Start of Given data

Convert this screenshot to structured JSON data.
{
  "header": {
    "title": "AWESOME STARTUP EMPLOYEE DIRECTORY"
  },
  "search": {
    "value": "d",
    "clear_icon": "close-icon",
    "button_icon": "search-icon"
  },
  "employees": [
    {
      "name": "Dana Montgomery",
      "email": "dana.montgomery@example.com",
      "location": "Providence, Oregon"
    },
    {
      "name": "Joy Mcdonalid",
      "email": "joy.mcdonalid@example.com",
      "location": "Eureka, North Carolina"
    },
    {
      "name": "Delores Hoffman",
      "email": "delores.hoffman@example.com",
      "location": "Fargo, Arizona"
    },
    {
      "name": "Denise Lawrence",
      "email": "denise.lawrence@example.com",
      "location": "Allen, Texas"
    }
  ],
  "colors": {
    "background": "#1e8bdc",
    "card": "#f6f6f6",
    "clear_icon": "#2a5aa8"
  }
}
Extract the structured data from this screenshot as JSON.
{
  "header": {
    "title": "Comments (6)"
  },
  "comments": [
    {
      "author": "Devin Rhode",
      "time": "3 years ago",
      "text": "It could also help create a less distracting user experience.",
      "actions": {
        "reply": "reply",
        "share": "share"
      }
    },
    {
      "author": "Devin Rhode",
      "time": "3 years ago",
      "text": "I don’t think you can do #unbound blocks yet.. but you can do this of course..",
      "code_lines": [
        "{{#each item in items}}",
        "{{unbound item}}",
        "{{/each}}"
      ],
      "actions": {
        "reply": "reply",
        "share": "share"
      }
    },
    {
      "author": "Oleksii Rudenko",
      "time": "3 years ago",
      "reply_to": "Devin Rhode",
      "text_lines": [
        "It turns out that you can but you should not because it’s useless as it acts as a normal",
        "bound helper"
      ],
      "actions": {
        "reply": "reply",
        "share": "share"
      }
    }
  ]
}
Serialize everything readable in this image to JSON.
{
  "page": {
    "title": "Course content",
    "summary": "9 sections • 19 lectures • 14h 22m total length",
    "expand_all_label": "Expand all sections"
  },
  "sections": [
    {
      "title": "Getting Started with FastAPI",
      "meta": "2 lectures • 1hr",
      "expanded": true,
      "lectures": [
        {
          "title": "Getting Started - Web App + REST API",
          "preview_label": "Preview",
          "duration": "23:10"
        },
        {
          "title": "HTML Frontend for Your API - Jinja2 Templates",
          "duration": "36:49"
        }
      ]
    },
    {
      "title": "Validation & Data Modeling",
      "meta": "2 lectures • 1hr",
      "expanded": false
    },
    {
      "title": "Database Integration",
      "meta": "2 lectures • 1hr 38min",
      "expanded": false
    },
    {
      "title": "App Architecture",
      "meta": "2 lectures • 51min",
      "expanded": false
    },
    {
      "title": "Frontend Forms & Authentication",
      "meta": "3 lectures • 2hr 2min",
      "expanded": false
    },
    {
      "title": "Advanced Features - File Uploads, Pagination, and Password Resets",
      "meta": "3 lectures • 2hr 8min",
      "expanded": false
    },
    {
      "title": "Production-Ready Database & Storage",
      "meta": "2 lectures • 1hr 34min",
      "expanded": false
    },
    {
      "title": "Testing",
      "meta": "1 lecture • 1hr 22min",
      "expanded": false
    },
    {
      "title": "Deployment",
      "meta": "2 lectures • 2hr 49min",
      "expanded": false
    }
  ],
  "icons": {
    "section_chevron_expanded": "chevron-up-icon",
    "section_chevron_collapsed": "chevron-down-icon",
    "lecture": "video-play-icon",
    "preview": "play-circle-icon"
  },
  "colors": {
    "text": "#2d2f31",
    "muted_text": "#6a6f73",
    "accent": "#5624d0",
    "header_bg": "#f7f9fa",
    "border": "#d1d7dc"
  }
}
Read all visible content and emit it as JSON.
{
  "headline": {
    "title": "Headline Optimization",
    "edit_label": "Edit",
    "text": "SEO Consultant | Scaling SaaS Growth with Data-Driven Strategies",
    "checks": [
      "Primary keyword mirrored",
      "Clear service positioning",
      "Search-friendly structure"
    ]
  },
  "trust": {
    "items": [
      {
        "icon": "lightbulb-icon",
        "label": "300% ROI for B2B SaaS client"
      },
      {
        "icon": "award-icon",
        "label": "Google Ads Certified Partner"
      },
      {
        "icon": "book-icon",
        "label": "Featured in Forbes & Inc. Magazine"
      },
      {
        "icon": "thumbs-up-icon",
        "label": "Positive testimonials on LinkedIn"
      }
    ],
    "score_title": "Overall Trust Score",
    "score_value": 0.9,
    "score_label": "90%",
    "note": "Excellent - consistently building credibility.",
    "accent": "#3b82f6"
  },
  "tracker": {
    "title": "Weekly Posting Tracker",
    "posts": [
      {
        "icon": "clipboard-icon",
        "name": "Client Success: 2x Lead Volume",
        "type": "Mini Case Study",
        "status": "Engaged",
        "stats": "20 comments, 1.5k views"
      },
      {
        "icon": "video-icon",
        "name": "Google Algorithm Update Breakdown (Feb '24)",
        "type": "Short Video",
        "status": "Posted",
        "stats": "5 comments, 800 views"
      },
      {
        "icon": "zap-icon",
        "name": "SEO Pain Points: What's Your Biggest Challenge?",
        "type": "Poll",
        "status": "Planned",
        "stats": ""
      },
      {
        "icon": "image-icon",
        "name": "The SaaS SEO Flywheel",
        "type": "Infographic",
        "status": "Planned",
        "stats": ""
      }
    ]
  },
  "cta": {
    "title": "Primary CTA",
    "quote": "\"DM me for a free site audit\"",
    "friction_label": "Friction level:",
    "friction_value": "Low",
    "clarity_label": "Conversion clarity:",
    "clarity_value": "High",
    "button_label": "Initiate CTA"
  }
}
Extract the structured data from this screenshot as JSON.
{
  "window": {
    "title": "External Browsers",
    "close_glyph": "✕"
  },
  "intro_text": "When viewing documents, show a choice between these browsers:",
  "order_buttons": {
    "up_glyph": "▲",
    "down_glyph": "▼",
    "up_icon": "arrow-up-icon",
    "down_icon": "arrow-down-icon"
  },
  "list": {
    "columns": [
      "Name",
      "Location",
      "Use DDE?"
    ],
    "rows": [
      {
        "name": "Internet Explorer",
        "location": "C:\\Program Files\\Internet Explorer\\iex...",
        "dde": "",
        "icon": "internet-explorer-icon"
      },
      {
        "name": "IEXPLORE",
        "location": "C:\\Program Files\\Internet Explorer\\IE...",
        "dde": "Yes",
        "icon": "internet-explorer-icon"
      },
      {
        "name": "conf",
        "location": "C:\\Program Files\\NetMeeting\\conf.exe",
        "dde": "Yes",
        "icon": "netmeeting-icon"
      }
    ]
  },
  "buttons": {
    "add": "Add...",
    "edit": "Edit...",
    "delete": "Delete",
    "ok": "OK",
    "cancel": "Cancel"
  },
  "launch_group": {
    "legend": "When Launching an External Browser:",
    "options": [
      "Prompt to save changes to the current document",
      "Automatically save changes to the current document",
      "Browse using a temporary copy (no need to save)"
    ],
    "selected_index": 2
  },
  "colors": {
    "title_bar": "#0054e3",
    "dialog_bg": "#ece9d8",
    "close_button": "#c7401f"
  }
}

End of Given data

# Work to complete:
Print the material verbatim, all of it.

# Solution:
Convert this screenshot to structured JSON data.
{
  "header": {
    "title": "AWESOME STARTUP EMPLOYEE DIRECTORY"
  },
  "search": {
    "value": "d",
    "clear_icon": "close-icon",
    "button_icon": "search-icon"
  },
  "employees": [
    {
      "name": "Dana Montgomery",
      "email": "dana.montgomery@example.com",
      "location": "Providence, Oregon"
    },
    {
      "name": "Joy Mcdonalid",
      "email": "joy.mcdonalid@example.com",
      "location": "Eureka, North Carolina"
    },
    {
      "name": "Delores Hoffman",
      "email": "delores.hoffman@example.com",
      "location": "Fargo, Arizona"
    },
    {
      "name": "Denise Lawrence",
      "email": "denise.lawrence@example.com",
      "location": "Allen, Texas"
    }
  ],
  "colors": {
    "background": "#1e8bdc",
    "card": "#f6f6f6",
    "clear_icon": "#2a5aa8"
  }
}
Extract the structured data from this screenshot as JSON.
{
  "header": {
    "title": "Comments (6)"
  },
  "comments": [
    {
      "author": "Devin Rhode",
      "time": "3 years ago",
      "text": "It could also help create a less distracting user experience.",
      "actions": {
        "reply": "reply",
        "share": "share"
      }
    },
    {
      "author": "Devin Rhode",
      "time": "3 years ago",
      "text": "I don’t think you can do #unbound blocks yet.. but you can do this of course..",
      "code_lines": [
        "{{#each item in items}}",
        "{{unbound item}}",
        "{{/each}}"
      ],
      "actions": {
        "reply": "reply",
        "share": "share"
      }
    },
    {
      "author": "Oleksii Rudenko",
      "time": "3 years ago",
      "reply_to": "Devin Rhode",
      "text_lines": [
        "It turns out that you can but you should not because it’s useless as it acts as a normal",
        "bound helper"
      ],
      "actions": {
        "reply": "reply",
        "share": "share"
      }
    }
  ]
}
Serialize everything readable in this image to JSON.
{
  "page": {
    "title": "Course content",
    "summary": "9 sections • 19 lectures • 14h 22m total length",
    "expand_all_label": "Expand all sections"
  },
  "sections": [
    {
      "title": "Getting Started with FastAPI",
      "meta": "2 lectures • 1hr",
      "expanded": true,
      "lectures": [
        {
          "title": "Getting Started - Web App + REST API",
          "preview_label": "Preview",
          "duration": "23:10"
        },
        {
          "title": "HTML Frontend for Your API - Jinja2 Templates",
          "duration": "36:49"
        }
      ]
    },
    {
      "title": "Validation & Data Modeling",
      "meta": "2 lectures • 1hr",
      "expanded": false
    },
    {
      "title": "Database Integration",
      "meta": "2 lectures • 1hr 38min",
      "expanded": false
    },
    {
      "title": "App Architecture",
      "meta": "2 lectures • 51min",
      "expanded": false
    },
    {
      "title": "Frontend Forms & Authentication",
      "meta": "3 lectures • 2hr 2min",
      "expanded": false
    },
    {
      "title": "Advanced Features - File Uploads, Pagination, and Password Resets",
      "meta": "3 lectures • 2hr 8min",
      "expanded": false
    },
    {
      "title": "Production-Ready Database & Storage",
      "meta": "2 lectures • 1hr 34min",
      "expanded": false
    },
    {
      "title": "Testing",
      "meta": "1 lecture • 1hr 22min",
      "expanded": false
    },
    {
      "title": "Deployment",
      "meta": "2 lectures • 2hr 49min",
      "expanded": false
    }
  ],
  "icons": {
    "section_chevron_expanded": "chevron-up-icon",
    "section_chevron_collapsed": "chevron-down-icon",
    "lecture": "video-play-icon",
    "preview": "play-circle-icon"
  },
  "colors": {
    "text": "#2d2f31",
    "muted_text": "#6a6f73",
    "accent": "#5624d0",
    "header_bg": "#f7f9fa",
    "border": "#d1d7dc"
  }
}
Read all visible content and emit it as JSON.
{
  "headline": {
    "title": "Headline Optimization",
    "edit_label": "Edit",
    "text": "SEO Consultant | Scaling SaaS Growth with Data-Driven Strategies",
    "checks": [
      "Primary keyword mirrored",
      "Clear service positioning",
      "Search-friendly structure"
    ]
  },
  "trust": {
    "items": [
      {
        "icon": "lightbulb-icon",
        "label": "300% ROI for B2B SaaS client"
      },
      {
        "icon": "award-icon",
        "label": "Google Ads Certified Partner"
      },
      {
        "icon": "book-icon",
        "label": "Featured in Forbes & Inc. Magazine"
      },
      {
        "icon": "thumbs-up-icon",
        "label": "Positive testimonials on LinkedIn"
      }
    ],
    "score_title": "Overall Trust Score",
    "score_value": 0.9,
    "score_label": "90%",
    "note": "Excellent - consistently building credibility.",
    "accent": "#3b82f6"
  },
  "tracker": {
    "title": "Weekly Posting Tracker",
    "posts": [
      {
        "icon": "clipboard-icon",
        "name": "Client Success: 2x Lead Volume",
        "type": "Mini Case Study",
        "status": "Engaged",
        "stats": "20 comments, 1.5k views"
      },
      {
        "icon": "video-icon",
        "name": "Google Algorithm Update Breakdown (Feb '24)",
        "type": "Short Video",
        "status": "Posted",
        "stats": "5 comments, 800 views"
      },
      {
        "icon": "zap-icon",
        "name": "SEO Pain Points: What's Your Biggest Challenge?",
        "type": "Poll",
        "status": "Planned",
        "stats": ""
      },
      {
        "icon": "image-icon",
        "name": "The SaaS SEO Flywheel",
        "type": "Infographic",
        "status": "Planned",
        "stats": ""
      }
    ]
  },
  "cta": {
    "title": "Primary CTA",
    "quote": "\"DM me for a free site audit\"",
    "friction_label": "Friction level:",
    "friction_value": "Low",
    "clarity_label": "Conversion clarity:",
    "clarity_value": "High",
    "button_label": "Initiate CTA"
  }
}
Extract the structured data from this screenshot as JSON.
{
  "window": {
    "title": "External Browsers",
    "close_glyph": "✕"
  },
  "intro_text": "When viewing documents, show a choice between these browsers:",
  "order_buttons": {
    "up_glyph": "▲",
    "down_glyph": "▼",
    "up_icon": "arrow-up-icon",
    "down_icon": "arrow-down-icon"
  },
  "list": {
    "columns": [
      "Name",
      "Location",
      "Use DDE?"
    ],
    "rows": [
      {
        "name": "Internet Explorer",
        "location": "C:\\Program Files\\Internet Explorer\\iex...",
        "dde": "",
        "icon": "internet-explorer-icon"
      },
      {
        "name": "IEXPLORE",
        "location": "C:\\Program Files\\Internet Explorer\\IE...",
        "dde": "Yes",
        "icon": "internet-explorer-icon"
      },
      {
        "name": "conf",
        "location": "C:\\Program Files\\NetMeeting\\conf.exe",
        "dde": "Yes",
        "icon": "netmeeting-icon"
      }
    ]
  },
  "buttons": {
    "add": "Add...",
    "edit": "Edit...",
    "delete": "Delete",
    "ok": "OK",
    "cancel": "Cancel"
  },
  "launch_group": {
    "legend": "When Launching an External Browser:",
    "options": [
      "Prompt to save changes to the current document",
      "Automatically save changes to the current document",
      "Browse using a temporary copy (no need to save)"
    ],
    "selected_index": 2
  },
  "colors": {
    "title_bar": "#0054e3",
    "dialog_bg": "#ece9d8",
    "close_button": "#c7401f"
  }
}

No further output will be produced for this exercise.